(Entries shown):
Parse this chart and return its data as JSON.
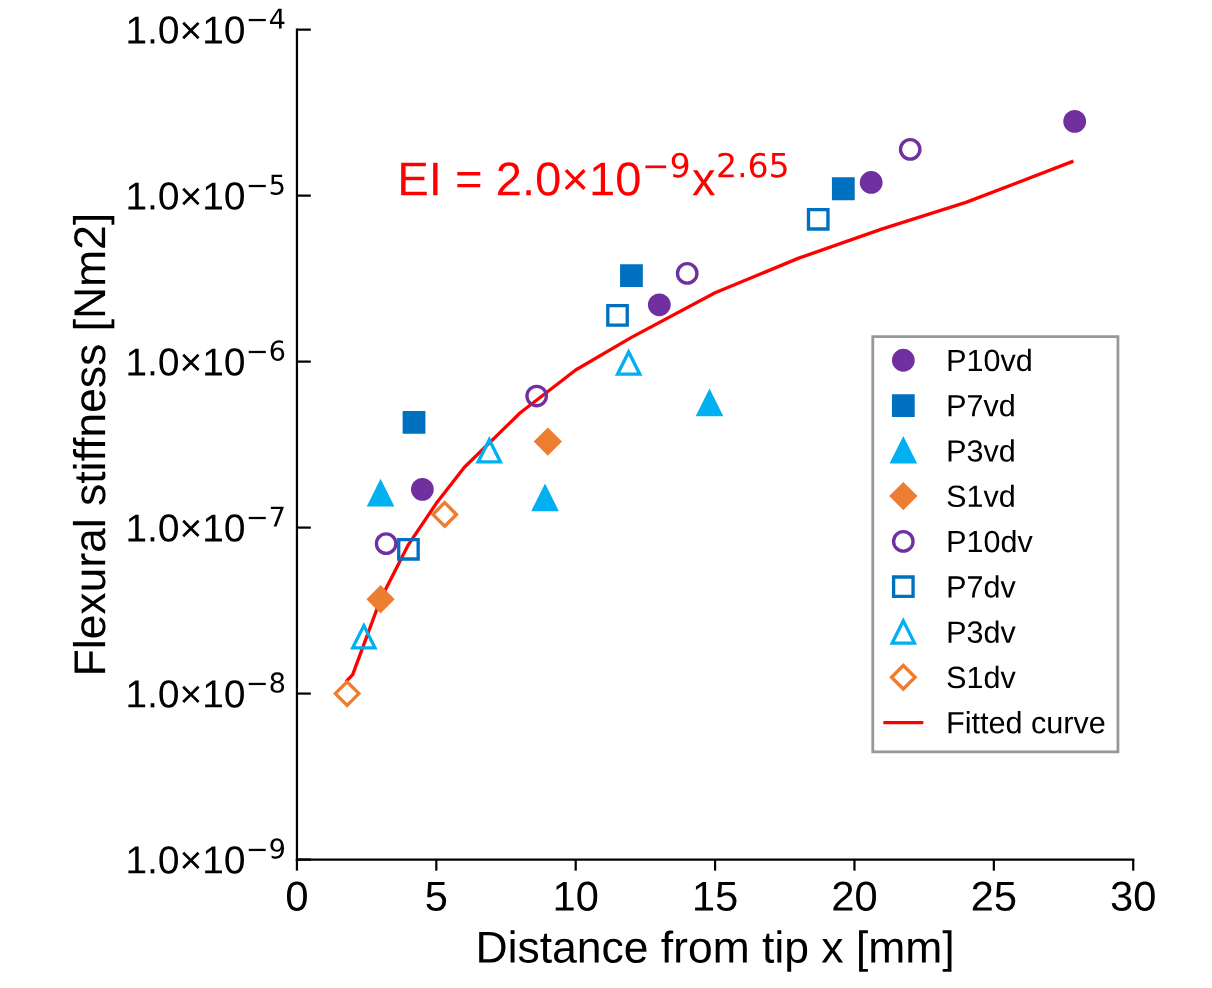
{
  "chart_data": {
    "type": "scatter",
    "xlabel": "Distance from tip x [mm]",
    "ylabel": "Flexural stiffness [Nm2]",
    "log": "y",
    "xlim": [
      0,
      30
    ],
    "xticks": [
      0,
      5,
      10,
      15,
      20,
      25,
      30
    ],
    "ylim": [
      1e-09,
      0.0001
    ],
    "yticks": [
      {
        "value": 1e-09,
        "label": "1.0×10$^{−9}$"
      },
      {
        "value": 1e-08,
        "label": "1.0×10$^{−8}$"
      },
      {
        "value": 1e-07,
        "label": "1.0×10$^{−7}$"
      },
      {
        "value": 1e-06,
        "label": "1.0×10$^{−6}$"
      },
      {
        "value": 1e-05,
        "label": "1.0×10$^{−5}$"
      },
      {
        "value": 0.0001,
        "label": "1.0×10$^{−4}$"
      }
    ],
    "grid": false,
    "legend": "right",
    "annotations": [
      "EI = 2.0×10$^{−9}$x$^{2.65}$"
    ],
    "series": [
      {
        "name": "P10vd",
        "color": "#7030a0",
        "marker": "circle",
        "x": [
          4.5,
          13.0,
          20.6,
          27.9
        ],
        "values": [
          1.7e-07,
          2.2e-06,
          1.2e-05,
          2.8e-05
        ]
      },
      {
        "name": "P7vd",
        "color": "#0070c0",
        "marker": "square",
        "x": [
          4.2,
          12.0,
          19.6
        ],
        "values": [
          4.3e-07,
          3.3e-06,
          1.1e-05
        ]
      },
      {
        "name": "P3vd",
        "color": "#00b0f0",
        "marker": "triangle",
        "x": [
          3.0,
          8.9,
          14.8
        ],
        "values": [
          1.6e-07,
          1.5e-07,
          5.6e-07
        ]
      },
      {
        "name": "S1vd",
        "color": "#ed7d31",
        "marker": "diamond",
        "x": [
          3.0,
          9.0
        ],
        "values": [
          3.7e-08,
          3.3e-07
        ]
      },
      {
        "name": "P10dv",
        "color": "#7030a0",
        "marker": "circle",
        "x": [
          3.2,
          8.6,
          14.0,
          22.0
        ],
        "values": [
          8e-08,
          6.2e-07,
          3.4e-06,
          1.9e-05
        ]
      },
      {
        "name": "P7dv",
        "color": "#0070c0",
        "marker": "square",
        "x": [
          4.0,
          11.5,
          18.7
        ],
        "values": [
          7.4e-08,
          1.9e-06,
          7.2e-06
        ]
      },
      {
        "name": "P3dv",
        "color": "#00b0f0",
        "marker": "triangle",
        "x": [
          2.4,
          6.9,
          11.9
        ],
        "values": [
          2.2e-08,
          2.9e-07,
          9.8e-07
        ]
      },
      {
        "name": "S1dv",
        "color": "#ed7d31",
        "marker": "diamond",
        "x": [
          1.8,
          5.3
        ],
        "values": [
          1e-08,
          1.2e-07
        ]
      },
      {
        "name": "Fitted curve",
        "type": "line",
        "color": "#ff0000",
        "marker": "none",
        "x": [
          1.8,
          2,
          3,
          4,
          5,
          6,
          8,
          10,
          12,
          15,
          18,
          21,
          24,
          27.8
        ],
        "values": [
          1.2e-08,
          1.3e-08,
          3.7e-08,
          7.9e-08,
          1.4e-07,
          2.3e-07,
          4.9e-07,
          8.9e-07,
          1.4e-06,
          2.6e-06,
          4.2e-06,
          6.3e-06,
          9.1e-06,
          1.6e-05
        ]
      }
    ]
  }
}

(What the task asks):
Copy out each line of the data containing the string "name".

(Result):
        "name": "P10vd",
        "name": "P7vd",
        "name": "P3vd",
        "name": "S1vd",
        "name": "P10dv",
        "name": "P7dv",
        "name": "P3dv",
        "name": "S1dv",
        "name": "Fitted curve",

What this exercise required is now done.